→ Text shown:
# # # # # # #
4. Where, upon hearing, the people's court finds out that a labour contract is contrary to a collective

agreement or the laws on labour; or that a collective agreement is contrary to the laws on labour, it shall

declare the labour contract or collective agreement to be partially or wholly invalid.

The rights, obligations and interests of the parties recorded in a labour contract or a collective agreement

which is declared invalid shall be dealt with in accordance with law.

5. The Government shall make detailed provisions for dealing with the consequences of the cases where a

labour contract or a collective agreement is declared invalid as stipulated in clause 3 of article 29, clause 3

of article 48 and clause 4 of this article."

47. To make amendments of and additions to article 167 as follows:

"Article 167

1. The time limitations for requesting resolution of an individual labour dispute calculated from the date on

which each disputing party claims that its rights and benefits have been violated shall be stipulated as

follows:

(a) One year in respect of labour disputes stipulated in sub-clauses a, b and c of clause 2 of article 166;

(b) One year in respect of disputes stipulated in sub-clause d of clause 2 of article 166;

(c) Three years in respect of disputes stipulated in sub-clause dd of clause 2 of article 166;

(d) Six months in respect of other labour disputes.

2. The time limitation for resolution of collective labour dis putes shall be one year calculated from the date

on which each party claims that its rights and benefits have been violated."

48. To make amendments of and additions to article 181 as follows:

"Article 181

1. The Government shall uniformly carry out State administration of labour within the country.

The Ministry of Labour, War Invalids and Social Affairs shall be responsible before the Government for

implementation of State administration of labour.

Ministries and ministerial equivalent bodies shall be responsible for coordinating with the Ministry of

Labour, War Invalids and Social Affairs for uniform implementation of State administration of labour.

2. People's committees at all levels shall carry out State administration of labour within their own localities.

The local body in charge of State administration of labour shall assist the people's committee of the same

level to carry out State administration of labour in accordance with the delegated authority of the Ministry

of Labour, War Invalids and Social Affairs.
# # # # # # #
→ Given information:
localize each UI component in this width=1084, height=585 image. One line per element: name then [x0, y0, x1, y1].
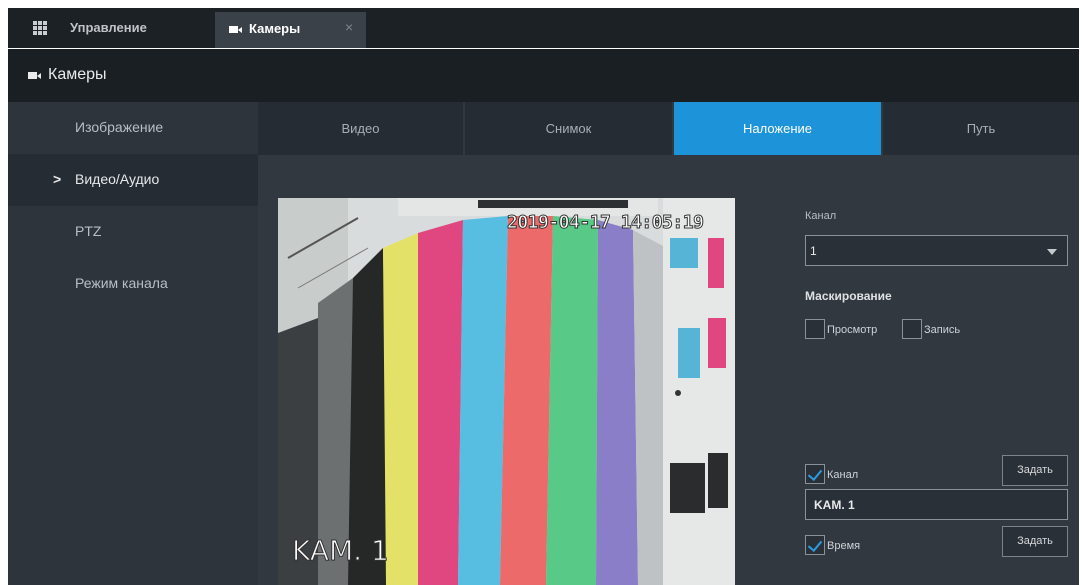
camera-icon — [28, 71, 41, 80]
channel-label: Канал — [805, 210, 837, 222]
tab-management-label: Управление — [70, 20, 147, 35]
tab-management[interactable]: Управление — [8, 8, 208, 48]
grid-icon — [33, 21, 47, 35]
time-overlay-checkbox[interactable] — [805, 535, 825, 555]
channel-overlay-label: Канал — [827, 469, 859, 481]
tab-cameras-label: Камеры — [249, 21, 301, 36]
tab-overlay[interactable]: Наложение — [674, 102, 881, 155]
channel-name-input[interactable]: KAM. 1 — [805, 489, 1068, 520]
record-mask-checkbox[interactable] — [902, 319, 922, 339]
sidebar-item-label: PTZ — [75, 223, 102, 239]
set-time-button[interactable]: Задать — [1002, 526, 1068, 557]
chevron-down-icon — [1047, 249, 1057, 255]
camera-preview[interactable]: 2019-04-17 14:05:19 KAM. 1 — [278, 198, 735, 585]
chevron-right-icon: > — [53, 171, 62, 187]
camera-preview-image — [278, 198, 735, 585]
tab-video[interactable]: Видео — [258, 102, 463, 155]
main-content: Видео Снимок Наложение Путь 2019-04-17 1… — [258, 102, 1079, 585]
tab-path[interactable]: Путь — [883, 102, 1079, 155]
masking-title: Маскирование — [805, 289, 892, 303]
tab-cameras[interactable]: Камеры × — [215, 12, 366, 48]
sidebar-item-label: Видео/Аудио — [75, 171, 160, 187]
sidebar-item-label: Режим канала — [75, 275, 168, 291]
sidebar-item-image[interactable]: Изображение — [8, 102, 258, 154]
sidebar-item-ptz[interactable]: PTZ — [8, 206, 258, 258]
sidebar-item-label: Изображение — [75, 119, 164, 135]
page-header: Камеры — [8, 49, 1079, 102]
channel-overlay-checkbox[interactable] — [805, 464, 825, 484]
page-title: Камеры — [48, 66, 107, 83]
close-icon[interactable]: × — [345, 19, 353, 35]
channel-name-overlay[interactable]: KAM. 1 — [292, 534, 390, 568]
subtab-bar: Видео Снимок Наложение Путь — [258, 102, 1079, 155]
top-tab-bar: Управление Камеры × — [8, 8, 1079, 48]
time-overlay-label: Время — [827, 540, 861, 552]
record-mask-label: Запись — [924, 324, 961, 336]
sidebar-item-channel-mode[interactable]: Режим канала — [8, 258, 258, 310]
preview-mask-label: Просмотр — [827, 324, 878, 336]
channel-select-value: 1 — [810, 244, 817, 258]
camera-icon — [229, 25, 242, 34]
timestamp-overlay[interactable]: 2019-04-17 14:05:19 — [506, 212, 704, 234]
set-channel-button[interactable]: Задать — [1002, 455, 1068, 486]
sidebar-item-video-audio[interactable]: > Видео/Аудио — [8, 154, 258, 206]
channel-select[interactable]: 1 — [805, 235, 1068, 266]
sidebar: Изображение > Видео/Аудио PTZ Режим кана… — [8, 102, 258, 585]
preview-mask-checkbox[interactable] — [805, 319, 825, 339]
channel-name-input-value: KAM. 1 — [814, 498, 855, 512]
tab-snapshot[interactable]: Снимок — [465, 102, 672, 155]
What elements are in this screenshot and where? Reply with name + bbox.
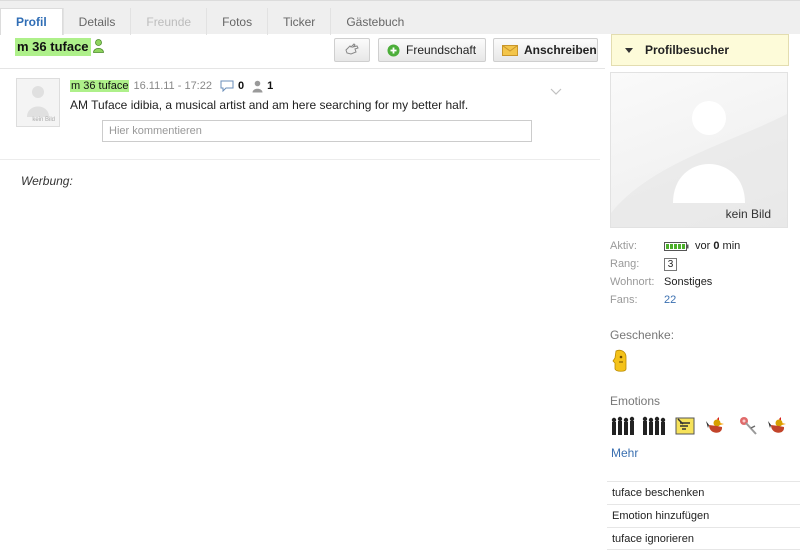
stat-active: Aktiv: vor 0 min — [610, 237, 790, 255]
gifts-title: Geschenke: — [610, 328, 675, 342]
comment-bubble-icon[interactable] — [220, 80, 234, 92]
comment-input[interactable] — [102, 120, 532, 142]
online-user-icon — [92, 38, 104, 56]
profile-stats: Aktiv: vor 0 min Rang: 3 Wohnort: Sonsti… — [610, 237, 790, 309]
stat-location-value: Sonstiges — [664, 276, 713, 288]
person-icon[interactable] — [252, 80, 263, 93]
hand-icon — [345, 42, 359, 58]
profile-photo-label: kein Bild — [725, 207, 771, 221]
stat-label: Aktiv: — [610, 240, 637, 252]
activity-battery-icon — [664, 241, 689, 251]
stat-label: Rang: — [610, 258, 640, 270]
emotion-flower-icon[interactable] — [734, 414, 760, 438]
profile-visitors-toggle[interactable]: Profilbesucher — [611, 34, 789, 66]
emotion-rooster-icon[interactable] — [703, 414, 729, 438]
stat-location: Wohnort: Sonstiges — [610, 273, 790, 291]
emotion-sign-icon[interactable] — [672, 414, 698, 438]
profile-title: m 36 tuface — [15, 38, 104, 56]
add-friend-icon — [387, 44, 400, 57]
divider — [0, 68, 605, 69]
post-meta: m 36 tuface 16.11.11 - 17:22 0 1 — [70, 79, 273, 93]
post-avatar-label: kein Bild — [32, 117, 55, 123]
stat-value: 3 — [664, 257, 677, 271]
post-avatar[interactable]: kein Bild — [16, 78, 60, 127]
stat-value: vor 0 min — [664, 240, 740, 252]
post-likes-count: 1 — [267, 80, 274, 92]
emotions-more-link[interactable]: Mehr — [611, 446, 638, 460]
profile-tabs: Profil Details Freunde Fotos Ticker Gäst… — [0, 8, 419, 35]
tab-gaestebuch[interactable]: Gästebuch — [330, 8, 419, 35]
tab-profil[interactable]: Profil — [0, 8, 63, 35]
stat-active-value: vor 0 min — [695, 240, 741, 252]
emotion-crowd-icon[interactable] — [641, 414, 667, 438]
default-avatar-icon — [611, 101, 787, 227]
post-author-link[interactable]: m 36 tuface — [70, 80, 130, 92]
tab-bar: Profil Details Freunde Fotos Ticker Gäst… — [0, 0, 800, 35]
stat-label: Wohnort: — [610, 276, 655, 288]
emotion-rooster-icon[interactable] — [765, 414, 791, 438]
profile-actions: tuface beschenken Emotion hinzufügen tuf… — [607, 481, 800, 550]
post-text: AM Tuface idibia, a musical artist and a… — [70, 98, 469, 112]
stat-fans: Fans: 22 — [610, 291, 790, 309]
fans-count-link[interactable]: 22 — [664, 294, 676, 306]
caret-down-icon — [625, 47, 633, 53]
action-ignore-user[interactable]: tuface ignorieren — [607, 527, 800, 550]
divider — [0, 159, 600, 160]
emotions-title: Emotions — [610, 394, 661, 408]
poke-button[interactable] — [334, 38, 370, 62]
stat-rank: Rang: 3 — [610, 255, 790, 273]
post-date: 16.11.11 - 17:22 — [133, 80, 212, 92]
friendship-button[interactable]: Freundschaft — [378, 38, 486, 62]
tab-details[interactable]: Details — [62, 8, 131, 35]
tab-fotos[interactable]: Fotos — [206, 8, 267, 35]
friendship-button-label: Freundschaft — [406, 43, 477, 57]
profile-photo[interactable]: kein Bild — [610, 72, 788, 228]
emotion-crowd-icon[interactable] — [610, 414, 636, 438]
post-comments-count: 0 — [237, 80, 245, 92]
rank-badge: 3 — [664, 257, 677, 271]
profile-username: m 36 tuface — [15, 38, 91, 56]
ads-label: Werbung: — [21, 174, 73, 188]
emotions-list — [610, 414, 796, 438]
stat-label: Fans: — [610, 294, 638, 306]
profile-visitors-label: Profilbesucher — [645, 43, 730, 57]
tab-freunde[interactable]: Freunde — [130, 8, 206, 35]
gift-item[interactable] — [612, 349, 628, 376]
envelope-icon — [502, 44, 518, 56]
gift-figure-icon — [612, 349, 627, 372]
action-send-gift[interactable]: tuface beschenken — [607, 481, 800, 504]
write-message-button-label: Anschreiben — [524, 43, 597, 57]
tab-ticker[interactable]: Ticker — [267, 8, 330, 35]
write-message-button[interactable]: Anschreiben — [493, 38, 598, 62]
chevron-down-icon[interactable] — [550, 85, 562, 99]
action-add-emotion[interactable]: Emotion hinzufügen — [607, 504, 800, 527]
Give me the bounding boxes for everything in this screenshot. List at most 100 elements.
# # # # # # #
→ Problem to work on: Which ministry do the labour law amendments make responsible before the Government for implementing State administration of labour? The records are separate material and have nothing to do with the labour law amendments.

→ Right answer: The Ministry of Labour, War Invalids and Social Affairs.